(Saved entries)

+ + +

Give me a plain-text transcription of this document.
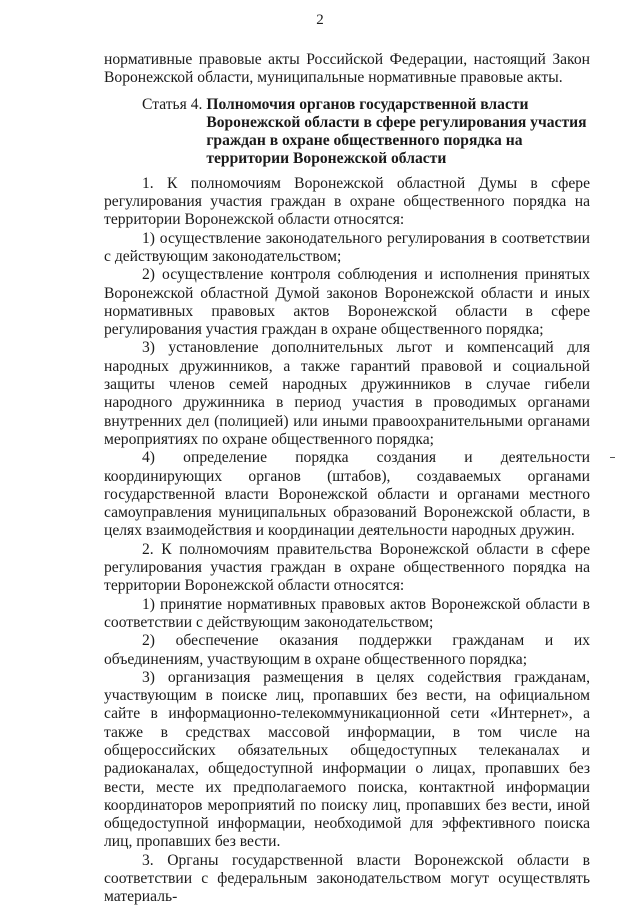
2

нормативные правовые акты Российской Федерации, настоящий Закон Воронежской области, муниципальные нормативные правовые акты.

Статья 4. Полномочия органов государственной власти Воронежской области в сфере регулирования участия граждан в охране общественного порядка на территории Воронежской области

1. К полномочиям Воронежской областной Думы в сфере регулирования участия граждан в охране общественного порядка на территории Воронежской области относятся:

1) осуществление законодательного регулирования в соответствии с действующим законодательством;

2) осуществление контроля соблюдения и исполнения принятых Воронежской областной Думой законов Воронежской области и иных нормативных правовых актов Воронежской области в сфере регулирования участия граждан в охране общественного порядка;

3) установление дополнительных льгот и компенсаций для народных дружинников, а также гарантий правовой и социальной защиты членов семей народных дружинников в случае гибели народного дружинника в период участия в проводимых органами внутренних дел (полицией) или иными правоохранительными органами мероприятиях по охране общественного порядка;

4) определение порядка создания и деятельности координирующих органов (штабов), создаваемых органами государственной власти Воронежской области и органами местного самоуправления муниципальных образований Воронежской области, в целях взаимодействия и координации деятельности народных дружин.

2. К полномочиям правительства Воронежской области в сфере регулирования участия граждан в охране общественного порядка на территории Воронежской области относятся:

1) принятие нормативных правовых актов Воронежской области в соответствии с действующим законодательством;

2) обеспечение оказания поддержки гражданам и их объединениям, участвующим в охране общественного порядка;

3) организация размещения в целях содействия гражданам, участвующим в поиске лиц, пропавших без вести, на официальном сайте в информационно-телекоммуникационной сети «Интернет», а также в средствах массовой информации, в том числе на общероссийских обязательных общедоступных телеканалах и радиоканалах, общедоступной информации о лицах, пропавших без вести, месте их предполагаемого поиска, контактной информации координаторов мероприятий по поиску лиц, пропавших без вести, иной общедоступной информации, необходимой для эффективного поиска лиц, пропавших без вести.

3. Органы государственной власти Воронежской области в соответствии с федеральным законодательством могут осуществлять материаль-
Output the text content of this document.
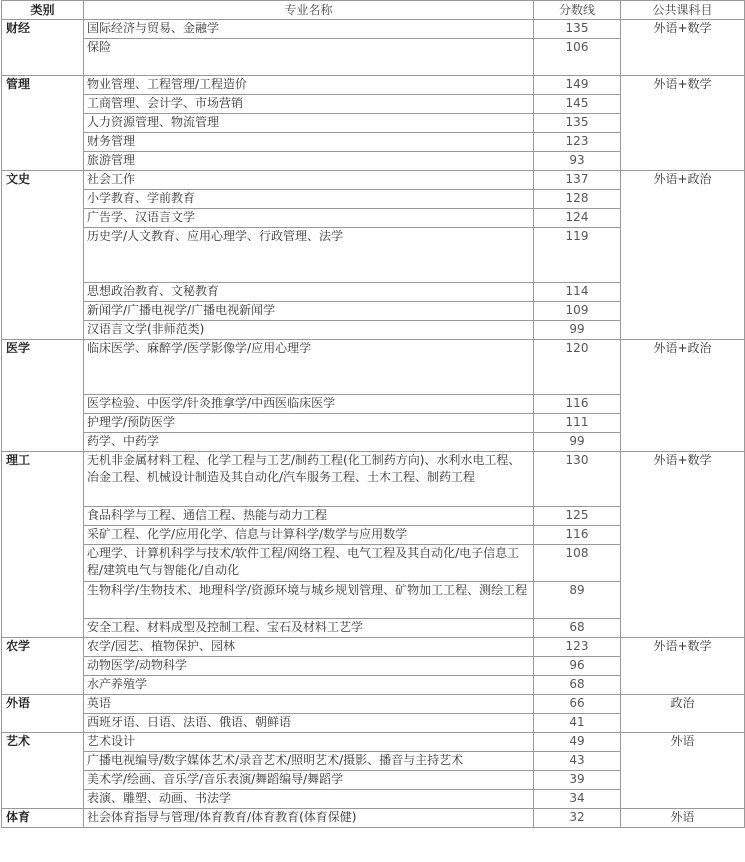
类别	专业名称	分数线	公共课科目
财经	国际经济与贸易、金融学	135	外语+数学
	保险	106	
管理	物业管理、工程管理/工程造价	149	外语+数学
	工商管理、会计学、市场营销	145	
	人力资源管理、物流管理	135	
	财务管理	123	
	旅游管理	93	
文史	社会工作	137	外语+政治
	小学教育、学前教育	128	
	广告学、汉语言文学	124	
	历史学/人文教育、应用心理学、行政管理、法学	119	
	思想政治教育、文秘教育	114	
	新闻学/广播电视学/广播电视新闻学	109	
	汉语言文学(非师范类)	99	
医学	临床医学、麻醉学/医学影像学/应用心理学	120	外语+政治
	医学检验、中医学/针灸推拿学/中西医临床医学	116	
	护理学/预防医学	111	
	药学、中药学	99	
理工	无机非金属材料工程、化学工程与工艺/制药工程(化工制药方向)、水利水电工程、冶金工程、机械设计制造及其自动化/汽车服务工程、土木工程、制药工程	130	外语+数学
	食品科学与工程、通信工程、热能与动力工程	125	
	采矿工程、化学/应用化学、信息与计算科学/数学与应用数学	116	
	心理学、计算机科学与技术/软件工程/网络工程、电气工程及其自动化/电子信息工程/建筑电气与智能化/自动化	108	
	生物科学/生物技术、地理科学/资源环境与城乡规划管理、矿物加工工程、测绘工程	89	
	安全工程、材料成型及控制工程、宝石及材料工艺学	68	
农学	农学/园艺、植物保护、园林	123	外语+数学
	动物医学/动物科学	96	
	水产养殖学	68	
外语	英语	66	政治
	西班牙语、日语、法语、俄语、朝鲜语	41	
艺术	艺术设计	49	外语
	广播电视编导/数字媒体艺术/录音艺术/照明艺术/摄影、播音与主持艺术	43	
	美术学/绘画、音乐学/音乐表演/舞蹈编导/舞蹈学	39	
	表演、雕塑、动画、书法学	34	
体育	社会体育指导与管理/体育教育/体育教育(体育保健)	32	外语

+ + +

§ **Task to carry out**
Restate the whole listing above exactly, except for its images.

§ **Worked solution**
Give me a plain-text transcription of this document.
2

нормативные правовые акты Российской Федерации, настоящий Закон Воронежской области, муниципальные нормативные правовые акты.

Статья 4. Полномочия органов государственной власти Воронежской области в сфере регулирования участия граждан в охране общественного порядка на территории Воронежской области

1. К полномочиям Воронежской областной Думы в сфере регулирования участия граждан в охране общественного порядка на территории Воронежской области относятся:

1) осуществление законодательного регулирования в соответствии с действующим законодательством;

2) осуществление контроля соблюдения и исполнения принятых Воронежской областной Думой законов Воронежской области и иных нормативных правовых актов Воронежской области в сфере регулирования участия граждан в охране общественного порядка;

3) установление дополнительных льгот и компенсаций для народных дружинников, а также гарантий правовой и социальной защиты членов семей народных дружинников в случае гибели народного дружинника в период участия в проводимых органами внутренних дел (полицией) или иными правоохранительными органами мероприятиях по охране общественного порядка;

4) определение порядка создания и деятельности координирующих органов (штабов), создаваемых органами государственной власти Воронежской области и органами местного самоуправления муниципальных образований Воронежской области, в целях взаимодействия и координации деятельности народных дружин.

2. К полномочиям правительства Воронежской области в сфере регулирования участия граждан в охране общественного порядка на территории Воронежской области относятся:

1) принятие нормативных правовых актов Воронежской области в соответствии с действующим законодательством;

2) обеспечение оказания поддержки гражданам и их объединениям, участвующим в охране общественного порядка;

3) организация размещения в целях содействия гражданам, участвующим в поиске лиц, пропавших без вести, на официальном сайте в информационно-телекоммуникационной сети «Интернет», а также в средствах массовой информации, в том числе на общероссийских обязательных общедоступных телеканалах и радиоканалах, общедоступной информации о лицах, пропавших без вести, месте их предполагаемого поиска, контактной информации координаторов мероприятий по поиску лиц, пропавших без вести, иной общедоступной информации, необходимой для эффективного поиска лиц, пропавших без вести.

3. Органы государственной власти Воронежской области в соответствии с федеральным законодательством могут осуществлять материаль-
Output the text content of this document.
类别	专业名称	分数线	公共课科目
财经	国际经济与贸易、金融学	135	外语+数学
	保险	106	
管理	物业管理、工程管理/工程造价	149	外语+数学
	工商管理、会计学、市场营销	145	
	人力资源管理、物流管理	135	
	财务管理	123	
	旅游管理	93	
文史	社会工作	137	外语+政治
	小学教育、学前教育	128	
	广告学、汉语言文学	124	
	历史学/人文教育、应用心理学、行政管理、法学	119	
	思想政治教育、文秘教育	114	
	新闻学/广播电视学/广播电视新闻学	109	
	汉语言文学(非师范类)	99	
医学	临床医学、麻醉学/医学影像学/应用心理学	120	外语+政治
	医学检验、中医学/针灸推拿学/中西医临床医学	116	
	护理学/预防医学	111	
	药学、中药学	99	
理工	无机非金属材料工程、化学工程与工艺/制药工程(化工制药方向)、水利水电工程、冶金工程、机械设计制造及其自动化/汽车服务工程、土木工程、制药工程	130	外语+数学
	食品科学与工程、通信工程、热能与动力工程	125	
	采矿工程、化学/应用化学、信息与计算科学/数学与应用数学	116	
	心理学、计算机科学与技术/软件工程/网络工程、电气工程及其自动化/电子信息工程/建筑电气与智能化/自动化	108	
	生物科学/生物技术、地理科学/资源环境与城乡规划管理、矿物加工工程、测绘工程	89	
	安全工程、材料成型及控制工程、宝石及材料工艺学	68	
农学	农学/园艺、植物保护、园林	123	外语+数学
	动物医学/动物科学	96	
	水产养殖学	68	
外语	英语	66	政治
	西班牙语、日语、法语、俄语、朝鲜语	41	
艺术	艺术设计	49	外语
	广播电视编导/数字媒体艺术/录音艺术/照明艺术/摄影、播音与主持艺术	43	
	美术学/绘画、音乐学/音乐表演/舞蹈编导/舞蹈学	39	
	表演、雕塑、动画、书法学	34	
体育	社会体育指导与管理/体育教育/体育教育(体育保健)	32	外语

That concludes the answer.